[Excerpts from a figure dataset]
○ ○ ○
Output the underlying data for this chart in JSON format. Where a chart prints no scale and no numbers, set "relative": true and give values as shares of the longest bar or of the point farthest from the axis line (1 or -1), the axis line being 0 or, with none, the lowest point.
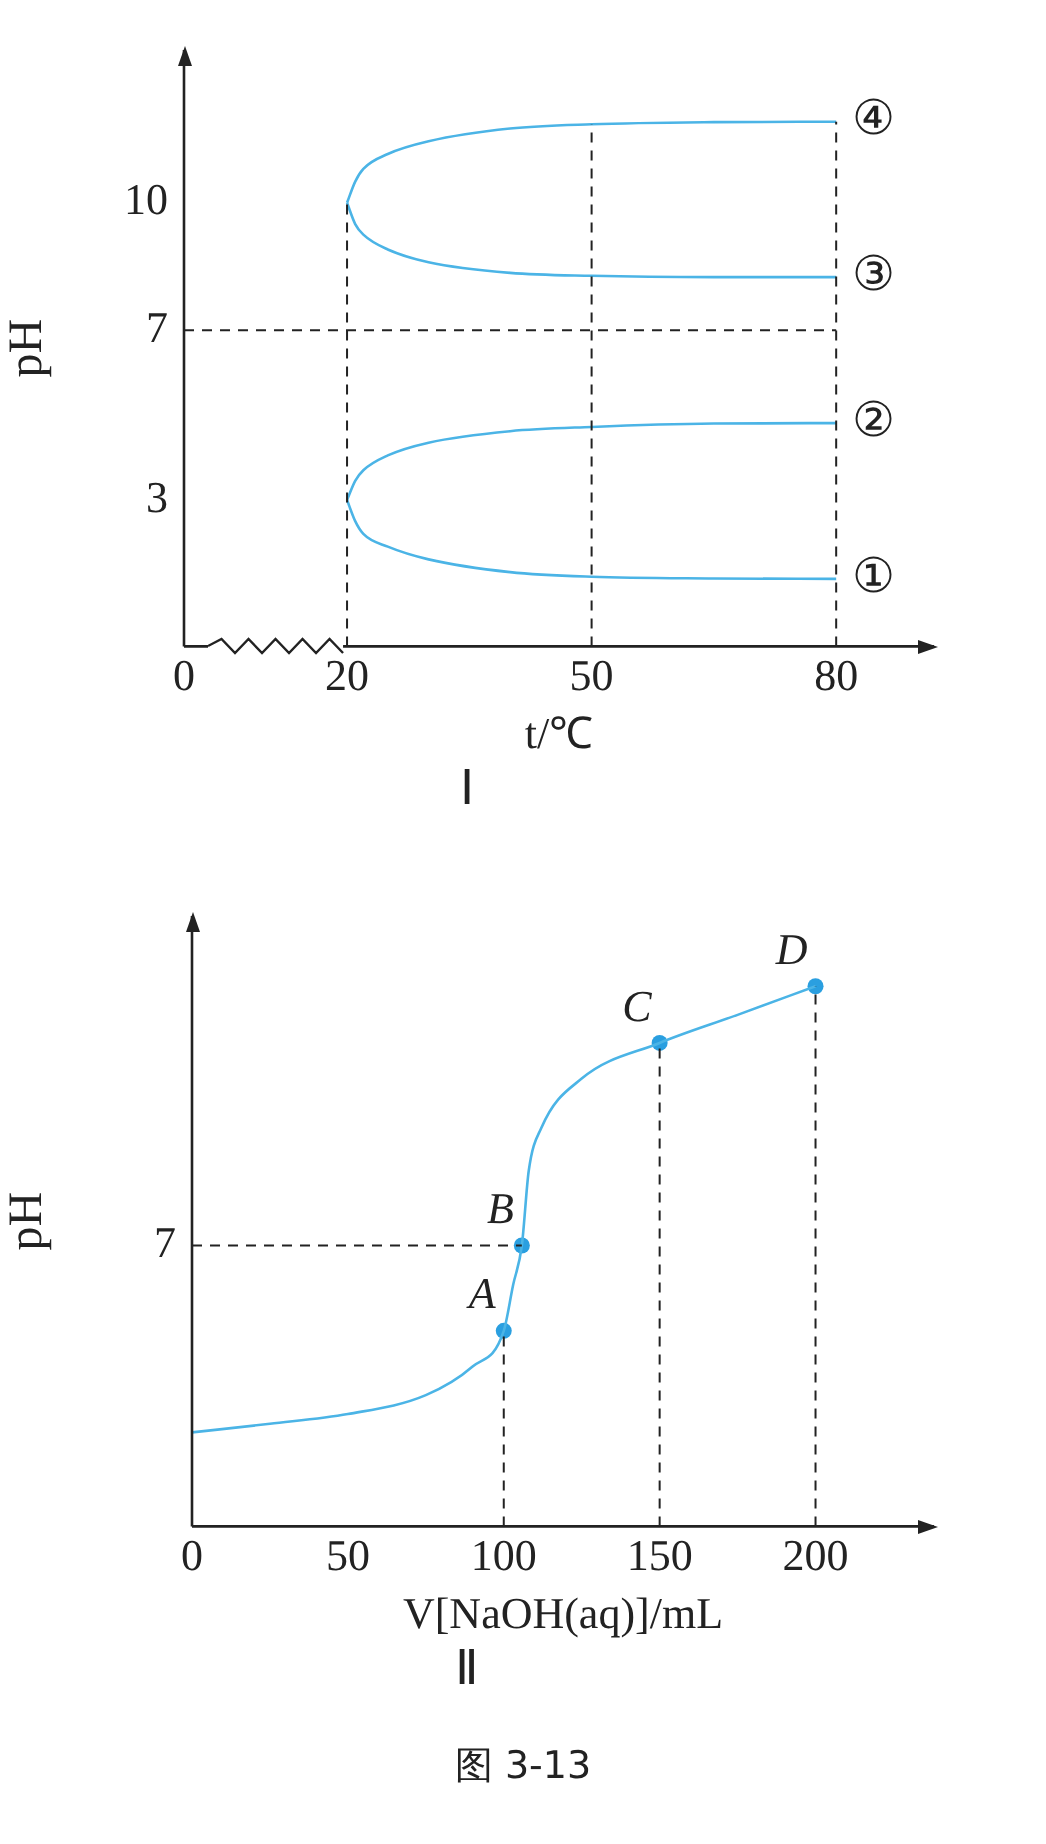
{
  "chart_data": [
    {
      "type": "line",
      "title": "Ⅰ",
      "xlabel": "t/℃",
      "ylabel": "pH",
      "xlim": [
        0,
        92
      ],
      "xticks": [
        0,
        20,
        50,
        80
      ],
      "ylim": [
        -0.45,
        13.6
      ],
      "yticks": [
        3,
        7,
        10
      ],
      "series": [
        {
          "name": "①",
          "color": "#4bb4e6",
          "x": [
            20,
            21,
            22,
            25,
            30,
            40,
            50,
            65,
            80
          ],
          "values": [
            3,
            2.5,
            2.2,
            1.9,
            1.6,
            1.3,
            1.19,
            1.15,
            1.14
          ]
        },
        {
          "name": "②",
          "color": "#4bb4e6",
          "x": [
            20,
            21,
            22,
            25,
            30,
            40,
            50,
            65,
            80
          ],
          "values": [
            3,
            3.45,
            3.7,
            4.05,
            4.35,
            4.62,
            4.72,
            4.8,
            4.81
          ]
        },
        {
          "name": "③",
          "color": "#4bb4e6",
          "x": [
            20,
            21,
            22,
            25,
            30,
            40,
            50,
            65,
            80
          ],
          "values": [
            10,
            9.5,
            9.25,
            8.9,
            8.6,
            8.35,
            8.28,
            8.25,
            8.25
          ]
        },
        {
          "name": "④",
          "color": "#4bb4e6",
          "x": [
            20,
            21,
            22,
            25,
            30,
            40,
            50,
            65,
            80
          ],
          "values": [
            10,
            10.5,
            10.8,
            11.15,
            11.45,
            11.75,
            11.85,
            11.9,
            11.91
          ]
        }
      ],
      "ref_lines": [
        {
          "axis": "y",
          "value": 7
        },
        {
          "axis": "x",
          "value": 20
        },
        {
          "axis": "x",
          "value": 50
        },
        {
          "axis": "x",
          "value": 80
        }
      ]
    },
    {
      "type": "line",
      "title": "Ⅱ",
      "xlabel": "V[NaOH(aq)]/mL",
      "ylabel": "pH",
      "relative": true,
      "xlim": [
        0,
        238
      ],
      "xticks": [
        0,
        50,
        100,
        150,
        200
      ],
      "series": [
        {
          "color": "#4bb4e6",
          "x": [
            0,
            25,
            50,
            75,
            90,
            100,
            103,
            105.8,
            108,
            112,
            125,
            150,
            175,
            200
          ],
          "values": [
            0.174,
            0.19,
            0.208,
            0.243,
            0.296,
            0.362,
            0.447,
            0.52,
            0.658,
            0.737,
            0.829,
            0.895,
            0.947,
            1
          ]
        },
        {
          "type": "scatter",
          "marker": "circle",
          "color": "#2a9fe0",
          "x": [
            100,
            105.8,
            150,
            200
          ],
          "values": [
            0.362,
            0.52,
            0.895,
            1
          ]
        }
      ],
      "ref_lines": [
        {
          "axis": "y",
          "value": 0.52
        },
        {
          "axis": "x",
          "value": 100
        },
        {
          "axis": "x",
          "value": 150
        },
        {
          "axis": "x",
          "value": 200
        }
      ],
      "annotations": [
        "7",
        {
          "text": "A",
          "x": 100,
          "y": 0.362
        },
        {
          "text": "B",
          "x": 105.8,
          "y": 0.52
        },
        {
          "text": "C",
          "x": 150,
          "y": 0.895
        },
        {
          "text": "D",
          "x": 200,
          "y": 1
        },
        "图 3-13"
      ]
    }
  ]
}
○ ○ ○
- _SET TASK_
Without including the pictures, reproduce all entries exactly.

- _RESPONSE TO THIS EXERCISE_
Output the underlying data for this chart in JSON format. Where a chart prints no scale and no numbers, set "relative": true and give values as shares of the longest bar or of the point farthest from the axis line (1 or -1), the axis line being 0 or, with none, the lowest point.
{
  "chart_data": [
    {
      "type": "line",
      "title": "Ⅰ",
      "xlabel": "t/℃",
      "ylabel": "pH",
      "xlim": [
        0,
        92
      ],
      "xticks": [
        0,
        20,
        50,
        80
      ],
      "ylim": [
        -0.45,
        13.6
      ],
      "yticks": [
        3,
        7,
        10
      ],
      "series": [
        {
          "name": "①",
          "color": "#4bb4e6",
          "x": [
            20,
            21,
            22,
            25,
            30,
            40,
            50,
            65,
            80
          ],
          "values": [
            3,
            2.5,
            2.2,
            1.9,
            1.6,
            1.3,
            1.19,
            1.15,
            1.14
          ]
        },
        {
          "name": "②",
          "color": "#4bb4e6",
          "x": [
            20,
            21,
            22,
            25,
            30,
            40,
            50,
            65,
            80
          ],
          "values": [
            3,
            3.45,
            3.7,
            4.05,
            4.35,
            4.62,
            4.72,
            4.8,
            4.81
          ]
        },
        {
          "name": "③",
          "color": "#4bb4e6",
          "x": [
            20,
            21,
            22,
            25,
            30,
            40,
            50,
            65,
            80
          ],
          "values": [
            10,
            9.5,
            9.25,
            8.9,
            8.6,
            8.35,
            8.28,
            8.25,
            8.25
          ]
        },
        {
          "name": "④",
          "color": "#4bb4e6",
          "x": [
            20,
            21,
            22,
            25,
            30,
            40,
            50,
            65,
            80
          ],
          "values": [
            10,
            10.5,
            10.8,
            11.15,
            11.45,
            11.75,
            11.85,
            11.9,
            11.91
          ]
        }
      ],
      "ref_lines": [
        {
          "axis": "y",
          "value": 7
        },
        {
          "axis": "x",
          "value": 20
        },
        {
          "axis": "x",
          "value": 50
        },
        {
          "axis": "x",
          "value": 80
        }
      ]
    },
    {
      "type": "line",
      "title": "Ⅱ",
      "xlabel": "V[NaOH(aq)]/mL",
      "ylabel": "pH",
      "relative": true,
      "xlim": [
        0,
        238
      ],
      "xticks": [
        0,
        50,
        100,
        150,
        200
      ],
      "series": [
        {
          "color": "#4bb4e6",
          "x": [
            0,
            25,
            50,
            75,
            90,
            100,
            103,
            105.8,
            108,
            112,
            125,
            150,
            175,
            200
          ],
          "values": [
            0.174,
            0.19,
            0.208,
            0.243,
            0.296,
            0.362,
            0.447,
            0.52,
            0.658,
            0.737,
            0.829,
            0.895,
            0.947,
            1
          ]
        },
        {
          "type": "scatter",
          "marker": "circle",
          "color": "#2a9fe0",
          "x": [
            100,
            105.8,
            150,
            200
          ],
          "values": [
            0.362,
            0.52,
            0.895,
            1
          ]
        }
      ],
      "ref_lines": [
        {
          "axis": "y",
          "value": 0.52
        },
        {
          "axis": "x",
          "value": 100
        },
        {
          "axis": "x",
          "value": 150
        },
        {
          "axis": "x",
          "value": 200
        }
      ],
      "annotations": [
        "7",
        {
          "text": "A",
          "x": 100,
          "y": 0.362
        },
        {
          "text": "B",
          "x": 105.8,
          "y": 0.52
        },
        {
          "text": "C",
          "x": 150,
          "y": 0.895
        },
        {
          "text": "D",
          "x": 200,
          "y": 1
        },
        "图 3-13"
      ]
    }
  ]
}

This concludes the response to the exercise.